◆ What is required ◆
Restate, word for word, all of the material shown below.

◆ Records supplied ◆
○ ○ ○ ○ ○ ○ ○
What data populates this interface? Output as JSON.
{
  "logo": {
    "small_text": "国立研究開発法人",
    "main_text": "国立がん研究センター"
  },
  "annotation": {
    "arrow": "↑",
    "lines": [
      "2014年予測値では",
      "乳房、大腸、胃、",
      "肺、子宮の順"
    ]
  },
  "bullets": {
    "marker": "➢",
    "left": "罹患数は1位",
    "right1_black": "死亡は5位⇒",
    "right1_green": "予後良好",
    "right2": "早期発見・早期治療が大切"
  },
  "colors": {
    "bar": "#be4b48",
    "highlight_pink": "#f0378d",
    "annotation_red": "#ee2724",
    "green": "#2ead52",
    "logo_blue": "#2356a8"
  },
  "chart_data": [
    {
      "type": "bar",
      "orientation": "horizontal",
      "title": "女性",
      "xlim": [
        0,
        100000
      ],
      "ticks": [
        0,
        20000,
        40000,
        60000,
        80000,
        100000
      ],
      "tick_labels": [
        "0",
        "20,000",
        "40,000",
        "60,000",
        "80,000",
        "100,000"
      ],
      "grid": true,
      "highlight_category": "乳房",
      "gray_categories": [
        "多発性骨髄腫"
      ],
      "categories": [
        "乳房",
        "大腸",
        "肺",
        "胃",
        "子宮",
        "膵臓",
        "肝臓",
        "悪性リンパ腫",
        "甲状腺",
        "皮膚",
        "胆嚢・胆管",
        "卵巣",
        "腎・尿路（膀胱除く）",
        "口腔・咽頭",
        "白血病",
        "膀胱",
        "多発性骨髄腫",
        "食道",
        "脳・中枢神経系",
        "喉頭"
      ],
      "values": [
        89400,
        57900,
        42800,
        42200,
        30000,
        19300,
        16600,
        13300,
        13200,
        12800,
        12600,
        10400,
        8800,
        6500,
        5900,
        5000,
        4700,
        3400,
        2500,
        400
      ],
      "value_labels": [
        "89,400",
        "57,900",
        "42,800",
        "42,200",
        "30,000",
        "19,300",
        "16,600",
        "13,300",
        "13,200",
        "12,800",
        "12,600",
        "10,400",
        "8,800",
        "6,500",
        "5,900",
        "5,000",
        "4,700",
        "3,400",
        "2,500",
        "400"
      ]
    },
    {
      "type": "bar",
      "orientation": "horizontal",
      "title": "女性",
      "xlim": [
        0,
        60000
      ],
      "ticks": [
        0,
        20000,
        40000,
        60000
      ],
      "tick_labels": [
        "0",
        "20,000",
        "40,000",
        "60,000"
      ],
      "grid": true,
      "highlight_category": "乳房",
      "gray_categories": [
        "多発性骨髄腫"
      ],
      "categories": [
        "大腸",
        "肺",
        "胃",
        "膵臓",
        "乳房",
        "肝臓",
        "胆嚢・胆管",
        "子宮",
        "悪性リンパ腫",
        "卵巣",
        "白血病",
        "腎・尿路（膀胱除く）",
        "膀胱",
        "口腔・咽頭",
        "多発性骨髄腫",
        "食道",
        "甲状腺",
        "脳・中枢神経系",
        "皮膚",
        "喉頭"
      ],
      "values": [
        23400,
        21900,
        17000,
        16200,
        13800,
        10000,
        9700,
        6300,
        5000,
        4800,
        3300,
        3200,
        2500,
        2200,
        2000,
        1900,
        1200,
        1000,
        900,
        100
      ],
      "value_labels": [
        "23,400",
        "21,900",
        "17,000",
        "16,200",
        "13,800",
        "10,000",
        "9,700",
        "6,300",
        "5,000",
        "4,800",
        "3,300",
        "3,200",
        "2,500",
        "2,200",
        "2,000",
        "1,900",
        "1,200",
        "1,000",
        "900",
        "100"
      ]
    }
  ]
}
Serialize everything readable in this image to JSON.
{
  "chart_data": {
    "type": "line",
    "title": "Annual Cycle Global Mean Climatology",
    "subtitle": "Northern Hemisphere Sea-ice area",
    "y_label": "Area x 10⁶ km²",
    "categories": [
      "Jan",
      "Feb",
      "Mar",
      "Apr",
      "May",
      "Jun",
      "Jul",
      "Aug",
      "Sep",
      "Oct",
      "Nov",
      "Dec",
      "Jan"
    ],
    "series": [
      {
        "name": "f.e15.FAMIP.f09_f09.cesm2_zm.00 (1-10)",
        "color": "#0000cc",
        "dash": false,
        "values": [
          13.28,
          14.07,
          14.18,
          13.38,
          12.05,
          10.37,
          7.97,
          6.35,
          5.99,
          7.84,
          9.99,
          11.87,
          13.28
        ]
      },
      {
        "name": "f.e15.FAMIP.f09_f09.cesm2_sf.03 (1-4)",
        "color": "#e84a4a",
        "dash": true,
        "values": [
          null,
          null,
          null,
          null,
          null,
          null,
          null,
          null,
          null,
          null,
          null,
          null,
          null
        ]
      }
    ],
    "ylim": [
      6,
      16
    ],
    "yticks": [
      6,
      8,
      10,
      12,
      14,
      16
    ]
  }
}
○ ○ ○ ○ ○ ○ ○
◆ Exercise output ◆
What data populates this interface? Output as JSON.
{
  "logo": {
    "small_text": "国立研究開発法人",
    "main_text": "国立がん研究センター"
  },
  "annotation": {
    "arrow": "↑",
    "lines": [
      "2014年予測値では",
      "乳房、大腸、胃、",
      "肺、子宮の順"
    ]
  },
  "bullets": {
    "marker": "➢",
    "left": "罹患数は1位",
    "right1_black": "死亡は5位⇒",
    "right1_green": "予後良好",
    "right2": "早期発見・早期治療が大切"
  },
  "colors": {
    "bar": "#be4b48",
    "highlight_pink": "#f0378d",
    "annotation_red": "#ee2724",
    "green": "#2ead52",
    "logo_blue": "#2356a8"
  },
  "chart_data": [
    {
      "type": "bar",
      "orientation": "horizontal",
      "title": "女性",
      "xlim": [
        0,
        100000
      ],
      "ticks": [
        0,
        20000,
        40000,
        60000,
        80000,
        100000
      ],
      "tick_labels": [
        "0",
        "20,000",
        "40,000",
        "60,000",
        "80,000",
        "100,000"
      ],
      "grid": true,
      "highlight_category": "乳房",
      "gray_categories": [
        "多発性骨髄腫"
      ],
      "categories": [
        "乳房",
        "大腸",
        "肺",
        "胃",
        "子宮",
        "膵臓",
        "肝臓",
        "悪性リンパ腫",
        "甲状腺",
        "皮膚",
        "胆嚢・胆管",
        "卵巣",
        "腎・尿路（膀胱除く）",
        "口腔・咽頭",
        "白血病",
        "膀胱",
        "多発性骨髄腫",
        "食道",
        "脳・中枢神経系",
        "喉頭"
      ],
      "values": [
        89400,
        57900,
        42800,
        42200,
        30000,
        19300,
        16600,
        13300,
        13200,
        12800,
        12600,
        10400,
        8800,
        6500,
        5900,
        5000,
        4700,
        3400,
        2500,
        400
      ],
      "value_labels": [
        "89,400",
        "57,900",
        "42,800",
        "42,200",
        "30,000",
        "19,300",
        "16,600",
        "13,300",
        "13,200",
        "12,800",
        "12,600",
        "10,400",
        "8,800",
        "6,500",
        "5,900",
        "5,000",
        "4,700",
        "3,400",
        "2,500",
        "400"
      ]
    },
    {
      "type": "bar",
      "orientation": "horizontal",
      "title": "女性",
      "xlim": [
        0,
        60000
      ],
      "ticks": [
        0,
        20000,
        40000,
        60000
      ],
      "tick_labels": [
        "0",
        "20,000",
        "40,000",
        "60,000"
      ],
      "grid": true,
      "highlight_category": "乳房",
      "gray_categories": [
        "多発性骨髄腫"
      ],
      "categories": [
        "大腸",
        "肺",
        "胃",
        "膵臓",
        "乳房",
        "肝臓",
        "胆嚢・胆管",
        "子宮",
        "悪性リンパ腫",
        "卵巣",
        "白血病",
        "腎・尿路（膀胱除く）",
        "膀胱",
        "口腔・咽頭",
        "多発性骨髄腫",
        "食道",
        "甲状腺",
        "脳・中枢神経系",
        "皮膚",
        "喉頭"
      ],
      "values": [
        23400,
        21900,
        17000,
        16200,
        13800,
        10000,
        9700,
        6300,
        5000,
        4800,
        3300,
        3200,
        2500,
        2200,
        2000,
        1900,
        1200,
        1000,
        900,
        100
      ],
      "value_labels": [
        "23,400",
        "21,900",
        "17,000",
        "16,200",
        "13,800",
        "10,000",
        "9,700",
        "6,300",
        "5,000",
        "4,800",
        "3,300",
        "3,200",
        "2,500",
        "2,200",
        "2,000",
        "1,900",
        "1,200",
        "1,000",
        "900",
        "100"
      ]
    }
  ]
}
Serialize everything readable in this image to JSON.
{
  "chart_data": {
    "type": "line",
    "title": "Annual Cycle Global Mean Climatology",
    "subtitle": "Northern Hemisphere Sea-ice area",
    "y_label": "Area x 10⁶ km²",
    "categories": [
      "Jan",
      "Feb",
      "Mar",
      "Apr",
      "May",
      "Jun",
      "Jul",
      "Aug",
      "Sep",
      "Oct",
      "Nov",
      "Dec",
      "Jan"
    ],
    "series": [
      {
        "name": "f.e15.FAMIP.f09_f09.cesm2_zm.00 (1-10)",
        "color": "#0000cc",
        "dash": false,
        "values": [
          13.28,
          14.07,
          14.18,
          13.38,
          12.05,
          10.37,
          7.97,
          6.35,
          5.99,
          7.84,
          9.99,
          11.87,
          13.28
        ]
      },
      {
        "name": "f.e15.FAMIP.f09_f09.cesm2_sf.03 (1-4)",
        "color": "#e84a4a",
        "dash": true,
        "values": [
          null,
          null,
          null,
          null,
          null,
          null,
          null,
          null,
          null,
          null,
          null,
          null,
          null
        ]
      }
    ],
    "ylim": [
      6,
      16
    ],
    "yticks": [
      6,
      8,
      10,
      12,
      14,
      16
    ]
  }
}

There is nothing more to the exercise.